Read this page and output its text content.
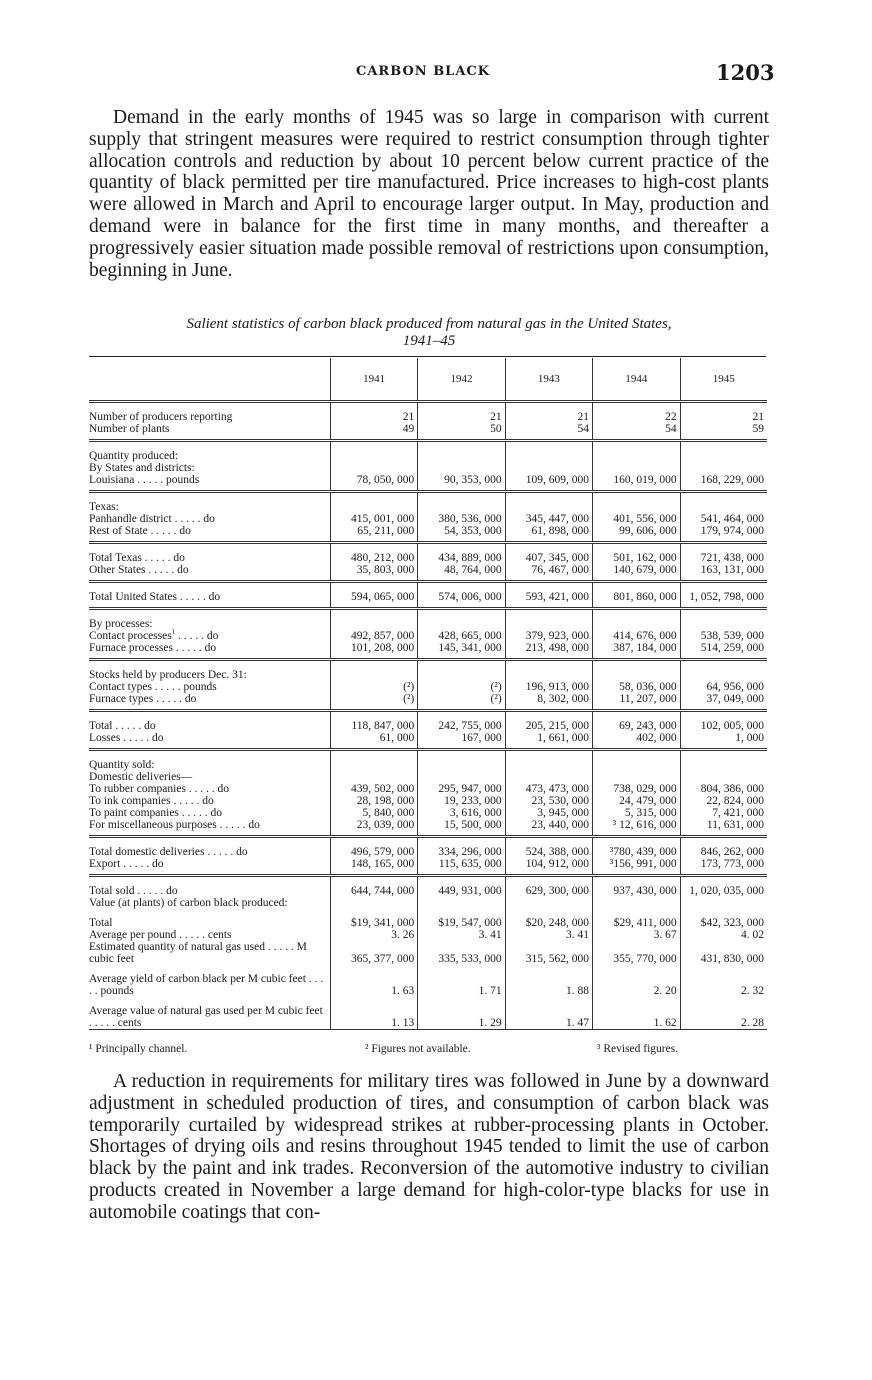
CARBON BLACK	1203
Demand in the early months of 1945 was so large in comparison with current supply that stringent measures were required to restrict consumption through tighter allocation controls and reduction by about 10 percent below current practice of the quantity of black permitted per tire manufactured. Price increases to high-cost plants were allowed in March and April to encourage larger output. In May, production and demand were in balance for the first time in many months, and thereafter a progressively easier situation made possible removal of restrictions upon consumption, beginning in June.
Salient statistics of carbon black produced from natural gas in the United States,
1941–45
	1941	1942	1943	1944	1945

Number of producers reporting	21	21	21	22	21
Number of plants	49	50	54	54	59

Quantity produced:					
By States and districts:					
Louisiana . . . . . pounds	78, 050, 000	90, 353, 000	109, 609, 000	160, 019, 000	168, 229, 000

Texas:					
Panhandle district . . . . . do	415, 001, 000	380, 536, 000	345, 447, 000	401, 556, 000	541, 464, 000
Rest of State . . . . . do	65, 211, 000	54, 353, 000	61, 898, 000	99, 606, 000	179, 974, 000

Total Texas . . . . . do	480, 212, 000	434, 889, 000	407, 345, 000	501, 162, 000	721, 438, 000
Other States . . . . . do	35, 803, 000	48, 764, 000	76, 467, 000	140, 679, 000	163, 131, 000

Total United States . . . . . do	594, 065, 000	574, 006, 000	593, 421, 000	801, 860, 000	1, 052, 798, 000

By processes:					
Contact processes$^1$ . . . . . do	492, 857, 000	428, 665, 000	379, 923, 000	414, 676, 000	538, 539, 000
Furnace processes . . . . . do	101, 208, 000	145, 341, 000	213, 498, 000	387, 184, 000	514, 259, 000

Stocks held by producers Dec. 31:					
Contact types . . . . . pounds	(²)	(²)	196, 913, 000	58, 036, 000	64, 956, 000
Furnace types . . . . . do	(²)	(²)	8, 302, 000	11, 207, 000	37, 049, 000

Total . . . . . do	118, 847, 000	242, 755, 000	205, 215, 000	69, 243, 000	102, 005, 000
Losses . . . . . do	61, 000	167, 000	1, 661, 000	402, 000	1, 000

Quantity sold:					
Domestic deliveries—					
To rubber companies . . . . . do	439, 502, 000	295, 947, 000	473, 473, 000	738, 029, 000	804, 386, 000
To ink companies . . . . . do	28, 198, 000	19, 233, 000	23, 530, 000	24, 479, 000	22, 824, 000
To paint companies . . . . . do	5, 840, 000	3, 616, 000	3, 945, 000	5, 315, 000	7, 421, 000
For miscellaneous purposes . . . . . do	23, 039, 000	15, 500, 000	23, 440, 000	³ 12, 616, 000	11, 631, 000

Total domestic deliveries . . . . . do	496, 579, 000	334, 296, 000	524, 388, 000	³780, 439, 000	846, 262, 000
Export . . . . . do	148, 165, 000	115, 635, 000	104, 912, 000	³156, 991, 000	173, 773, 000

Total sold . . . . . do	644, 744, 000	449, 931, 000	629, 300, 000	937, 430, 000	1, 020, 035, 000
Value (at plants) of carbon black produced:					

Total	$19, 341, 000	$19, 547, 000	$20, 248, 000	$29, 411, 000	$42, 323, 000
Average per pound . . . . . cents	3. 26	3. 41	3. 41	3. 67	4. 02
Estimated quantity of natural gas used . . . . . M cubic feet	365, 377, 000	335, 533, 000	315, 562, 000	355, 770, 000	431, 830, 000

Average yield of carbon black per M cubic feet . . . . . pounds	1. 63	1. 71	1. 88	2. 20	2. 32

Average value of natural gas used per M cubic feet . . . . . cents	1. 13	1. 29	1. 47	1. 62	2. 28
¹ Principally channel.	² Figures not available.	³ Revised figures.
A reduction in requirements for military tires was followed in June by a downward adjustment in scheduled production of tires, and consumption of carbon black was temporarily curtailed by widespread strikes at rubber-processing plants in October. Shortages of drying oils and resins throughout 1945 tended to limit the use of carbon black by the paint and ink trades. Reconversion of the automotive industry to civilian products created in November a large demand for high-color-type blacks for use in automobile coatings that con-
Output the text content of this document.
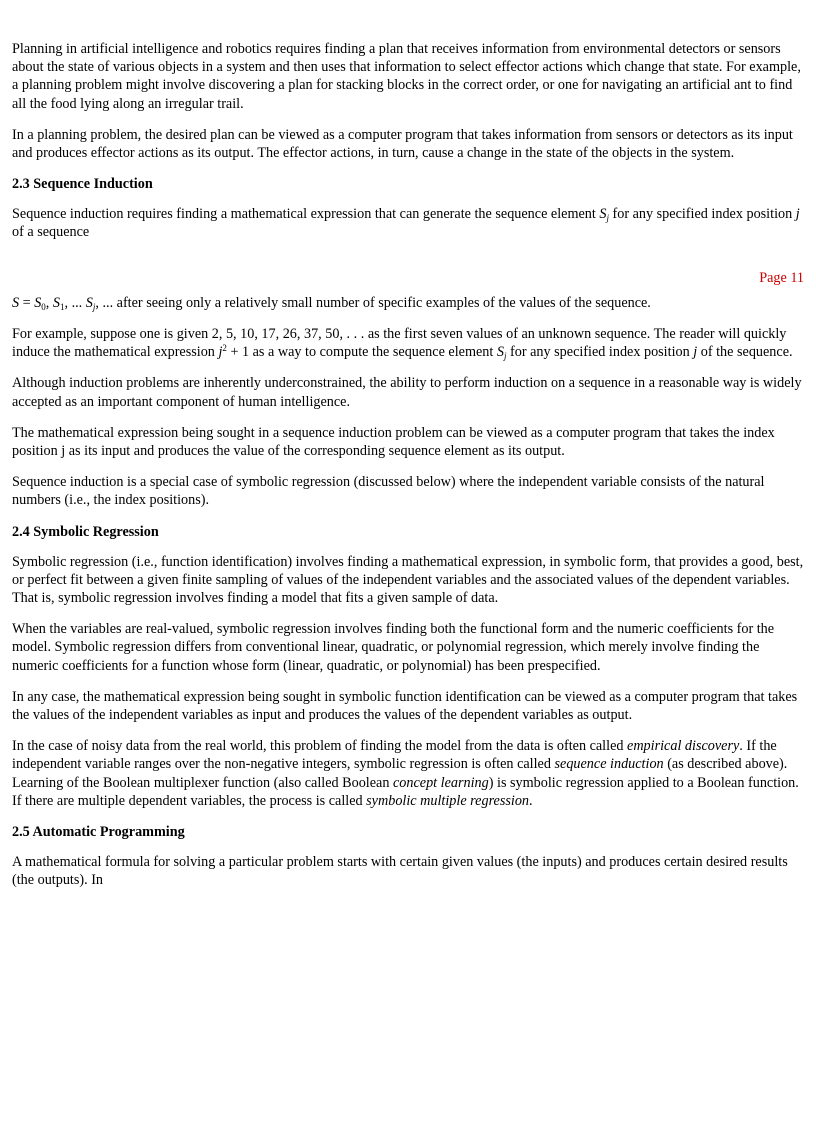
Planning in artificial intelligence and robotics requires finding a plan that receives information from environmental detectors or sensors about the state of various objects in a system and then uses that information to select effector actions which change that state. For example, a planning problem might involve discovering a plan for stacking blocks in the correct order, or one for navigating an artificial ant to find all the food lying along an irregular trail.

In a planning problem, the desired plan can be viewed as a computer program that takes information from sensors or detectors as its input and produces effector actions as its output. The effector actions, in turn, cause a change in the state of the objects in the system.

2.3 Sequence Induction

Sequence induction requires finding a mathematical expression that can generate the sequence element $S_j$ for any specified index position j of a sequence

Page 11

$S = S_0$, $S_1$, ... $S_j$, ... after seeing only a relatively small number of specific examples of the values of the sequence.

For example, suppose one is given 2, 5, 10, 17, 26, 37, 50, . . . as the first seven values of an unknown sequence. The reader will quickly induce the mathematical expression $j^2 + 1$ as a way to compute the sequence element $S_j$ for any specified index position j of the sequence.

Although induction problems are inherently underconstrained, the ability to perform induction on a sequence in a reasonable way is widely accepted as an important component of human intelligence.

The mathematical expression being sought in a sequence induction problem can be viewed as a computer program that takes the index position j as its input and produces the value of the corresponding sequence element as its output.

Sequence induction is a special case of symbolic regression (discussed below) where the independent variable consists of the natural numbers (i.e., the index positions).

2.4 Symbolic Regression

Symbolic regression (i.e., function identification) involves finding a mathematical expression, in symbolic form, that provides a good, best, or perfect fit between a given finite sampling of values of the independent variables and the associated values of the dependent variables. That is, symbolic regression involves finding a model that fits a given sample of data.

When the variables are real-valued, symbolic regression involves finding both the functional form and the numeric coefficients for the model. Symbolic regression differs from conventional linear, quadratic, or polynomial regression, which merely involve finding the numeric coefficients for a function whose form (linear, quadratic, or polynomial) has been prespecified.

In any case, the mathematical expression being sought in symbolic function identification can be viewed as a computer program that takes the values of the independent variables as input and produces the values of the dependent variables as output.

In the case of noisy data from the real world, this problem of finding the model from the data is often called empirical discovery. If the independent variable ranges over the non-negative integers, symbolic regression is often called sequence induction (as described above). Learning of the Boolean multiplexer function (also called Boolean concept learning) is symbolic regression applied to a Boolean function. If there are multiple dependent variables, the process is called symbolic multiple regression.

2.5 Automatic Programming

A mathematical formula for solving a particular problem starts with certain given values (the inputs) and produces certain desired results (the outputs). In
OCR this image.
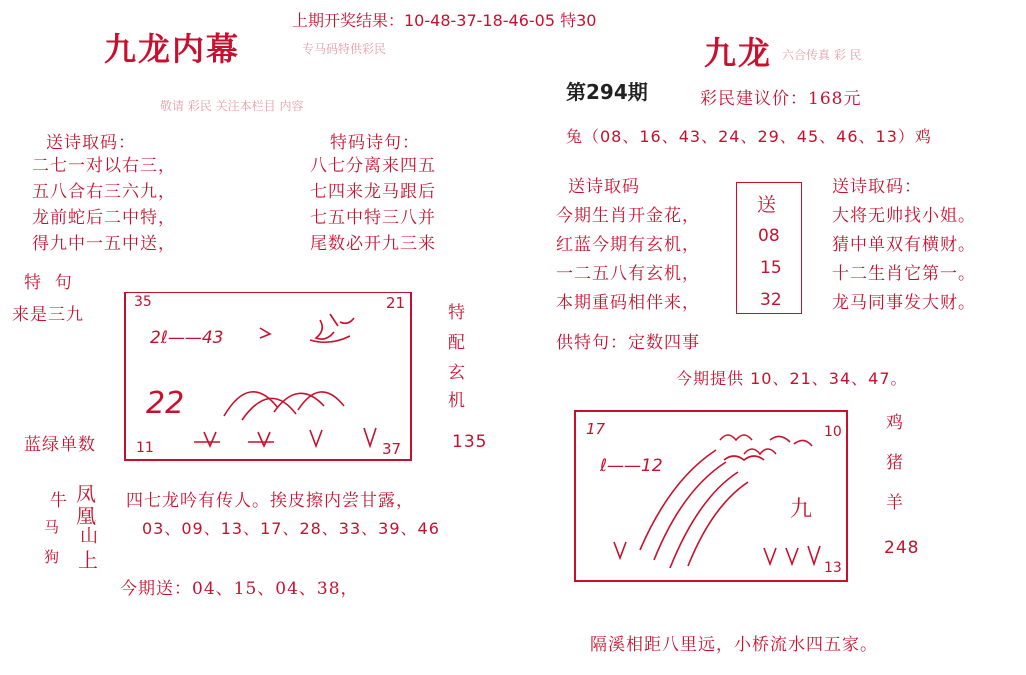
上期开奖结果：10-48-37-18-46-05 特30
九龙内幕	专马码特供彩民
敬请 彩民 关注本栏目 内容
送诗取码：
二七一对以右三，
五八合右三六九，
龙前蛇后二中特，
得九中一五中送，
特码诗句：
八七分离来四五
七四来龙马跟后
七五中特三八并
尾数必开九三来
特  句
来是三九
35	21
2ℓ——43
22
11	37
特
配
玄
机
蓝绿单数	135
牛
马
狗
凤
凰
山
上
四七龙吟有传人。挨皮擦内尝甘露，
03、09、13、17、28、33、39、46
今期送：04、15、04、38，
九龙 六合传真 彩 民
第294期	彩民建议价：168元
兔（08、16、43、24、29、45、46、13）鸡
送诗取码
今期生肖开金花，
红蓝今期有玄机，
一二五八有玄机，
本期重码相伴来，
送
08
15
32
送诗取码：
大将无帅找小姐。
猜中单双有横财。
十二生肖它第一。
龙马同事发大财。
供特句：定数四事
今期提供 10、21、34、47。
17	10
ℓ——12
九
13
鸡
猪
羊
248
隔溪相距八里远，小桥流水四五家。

▸ PROBLEM DESCRIPTION
In your copy of the listing above, reproduce each line exactly and omit all pictures.

▸ RESULT BELOW
Read this page and output its text content.
CARBON BLACK	1203
Demand in the early months of 1945 was so large in comparison with current supply that stringent measures were required to restrict consumption through tighter allocation controls and reduction by about 10 percent below current practice of the quantity of black permitted per tire manufactured. Price increases to high-cost plants were allowed in March and April to encourage larger output. In May, production and demand were in balance for the first time in many months, and thereafter a progressively easier situation made possible removal of restrictions upon consumption, beginning in June.
Salient statistics of carbon black produced from natural gas in the United States,
1941–45
	1941	1942	1943	1944	1945

Number of producers reporting	21	21	21	22	21
Number of plants	49	50	54	54	59

Quantity produced:					
By States and districts:					
Louisiana . . . . . pounds	78, 050, 000	90, 353, 000	109, 609, 000	160, 019, 000	168, 229, 000

Texas:					
Panhandle district . . . . . do	415, 001, 000	380, 536, 000	345, 447, 000	401, 556, 000	541, 464, 000
Rest of State . . . . . do	65, 211, 000	54, 353, 000	61, 898, 000	99, 606, 000	179, 974, 000

Total Texas . . . . . do	480, 212, 000	434, 889, 000	407, 345, 000	501, 162, 000	721, 438, 000
Other States . . . . . do	35, 803, 000	48, 764, 000	76, 467, 000	140, 679, 000	163, 131, 000

Total United States . . . . . do	594, 065, 000	574, 006, 000	593, 421, 000	801, 860, 000	1, 052, 798, 000

By processes:					
Contact processes$^1$ . . . . . do	492, 857, 000	428, 665, 000	379, 923, 000	414, 676, 000	538, 539, 000
Furnace processes . . . . . do	101, 208, 000	145, 341, 000	213, 498, 000	387, 184, 000	514, 259, 000

Stocks held by producers Dec. 31:					
Contact types . . . . . pounds	(²)	(²)	196, 913, 000	58, 036, 000	64, 956, 000
Furnace types . . . . . do	(²)	(²)	8, 302, 000	11, 207, 000	37, 049, 000

Total . . . . . do	118, 847, 000	242, 755, 000	205, 215, 000	69, 243, 000	102, 005, 000
Losses . . . . . do	61, 000	167, 000	1, 661, 000	402, 000	1, 000

Quantity sold:					
Domestic deliveries—					
To rubber companies . . . . . do	439, 502, 000	295, 947, 000	473, 473, 000	738, 029, 000	804, 386, 000
To ink companies . . . . . do	28, 198, 000	19, 233, 000	23, 530, 000	24, 479, 000	22, 824, 000
To paint companies . . . . . do	5, 840, 000	3, 616, 000	3, 945, 000	5, 315, 000	7, 421, 000
For miscellaneous purposes . . . . . do	23, 039, 000	15, 500, 000	23, 440, 000	³ 12, 616, 000	11, 631, 000

Total domestic deliveries . . . . . do	496, 579, 000	334, 296, 000	524, 388, 000	³780, 439, 000	846, 262, 000
Export . . . . . do	148, 165, 000	115, 635, 000	104, 912, 000	³156, 991, 000	173, 773, 000

Total sold . . . . . do	644, 744, 000	449, 931, 000	629, 300, 000	937, 430, 000	1, 020, 035, 000
Value (at plants) of carbon black produced:					

Total	$19, 341, 000	$19, 547, 000	$20, 248, 000	$29, 411, 000	$42, 323, 000
Average per pound . . . . . cents	3. 26	3. 41	3. 41	3. 67	4. 02
Estimated quantity of natural gas used . . . . . M cubic feet	365, 377, 000	335, 533, 000	315, 562, 000	355, 770, 000	431, 830, 000

Average yield of carbon black per M cubic feet . . . . . pounds	1. 63	1. 71	1. 88	2. 20	2. 32

Average value of natural gas used per M cubic feet . . . . . cents	1. 13	1. 29	1. 47	1. 62	2. 28
¹ Principally channel.	² Figures not available.	³ Revised figures.
A reduction in requirements for military tires was followed in June by a downward adjustment in scheduled production of tires, and consumption of carbon black was temporarily curtailed by widespread strikes at rubber-processing plants in October. Shortages of drying oils and resins throughout 1945 tended to limit the use of carbon black by the paint and ink trades. Reconversion of the automotive industry to civilian products created in November a large demand for high-color-type blacks for use in automobile coatings that con-
Output the text content of this document.
Planning in artificial intelligence and robotics requires finding a plan that receives information from environmental detectors or sensors about the state of various objects in a system and then uses that information to select effector actions which change that state. For example, a planning problem might involve discovering a plan for stacking blocks in the correct order, or one for navigating an artificial ant to find all the food lying along an irregular trail.

In a planning problem, the desired plan can be viewed as a computer program that takes information from sensors or detectors as its input and produces effector actions as its output. The effector actions, in turn, cause a change in the state of the objects in the system.

2.3 Sequence Induction

Sequence induction requires finding a mathematical expression that can generate the sequence element $S_j$ for any specified index position j of a sequence

Page 11

$S = S_0$, $S_1$, ... $S_j$, ... after seeing only a relatively small number of specific examples of the values of the sequence.

For example, suppose one is given 2, 5, 10, 17, 26, 37, 50, . . . as the first seven values of an unknown sequence. The reader will quickly induce the mathematical expression $j^2 + 1$ as a way to compute the sequence element $S_j$ for any specified index position j of the sequence.

Although induction problems are inherently underconstrained, the ability to perform induction on a sequence in a reasonable way is widely accepted as an important component of human intelligence.

The mathematical expression being sought in a sequence induction problem can be viewed as a computer program that takes the index position j as its input and produces the value of the corresponding sequence element as its output.

Sequence induction is a special case of symbolic regression (discussed below) where the independent variable consists of the natural numbers (i.e., the index positions).

2.4 Symbolic Regression

Symbolic regression (i.e., function identification) involves finding a mathematical expression, in symbolic form, that provides a good, best, or perfect fit between a given finite sampling of values of the independent variables and the associated values of the dependent variables. That is, symbolic regression involves finding a model that fits a given sample of data.

When the variables are real-valued, symbolic regression involves finding both the functional form and the numeric coefficients for the model. Symbolic regression differs from conventional linear, quadratic, or polynomial regression, which merely involve finding the numeric coefficients for a function whose form (linear, quadratic, or polynomial) has been prespecified.

In any case, the mathematical expression being sought in symbolic function identification can be viewed as a computer program that takes the values of the independent variables as input and produces the values of the dependent variables as output.

In the case of noisy data from the real world, this problem of finding the model from the data is often called empirical discovery. If the independent variable ranges over the non-negative integers, symbolic regression is often called sequence induction (as described above). Learning of the Boolean multiplexer function (also called Boolean concept learning) is symbolic regression applied to a Boolean function. If there are multiple dependent variables, the process is called symbolic multiple regression.

2.5 Automatic Programming

A mathematical formula for solving a particular problem starts with certain given values (the inputs) and produces certain desired results (the outputs). In
OCR this image.
上期开奖结果：10-48-37-18-46-05 特30
九龙内幕	专马码特供彩民
敬请 彩民 关注本栏目 内容
送诗取码：
二七一对以右三，
五八合右三六九，
龙前蛇后二中特，
得九中一五中送，
特码诗句：
八七分离来四五
七四来龙马跟后
七五中特三八并
尾数必开九三来
特  句
来是三九
35	21
2ℓ——43
22
11	37
特
配
玄
机
蓝绿单数	135
牛
马
狗
凤
凰
山
上
四七龙吟有传人。挨皮擦内尝甘露，
03、09、13、17、28、33、39、46
今期送：04、15、04、38，
九龙 六合传真 彩 民
第294期	彩民建议价：168元
兔（08、16、43、24、29、45、46、13）鸡
送诗取码
今期生肖开金花，
红蓝今期有玄机，
一二五八有玄机，
本期重码相伴来，
送
08
15
32
送诗取码：
大将无帅找小姐。
猜中单双有横财。
十二生肖它第一。
龙马同事发大财。
供特句：定数四事
今期提供 10、21、34、47。
17	10
ℓ——12
九
13
鸡
猪
羊
248
隔溪相距八里远，小桥流水四五家。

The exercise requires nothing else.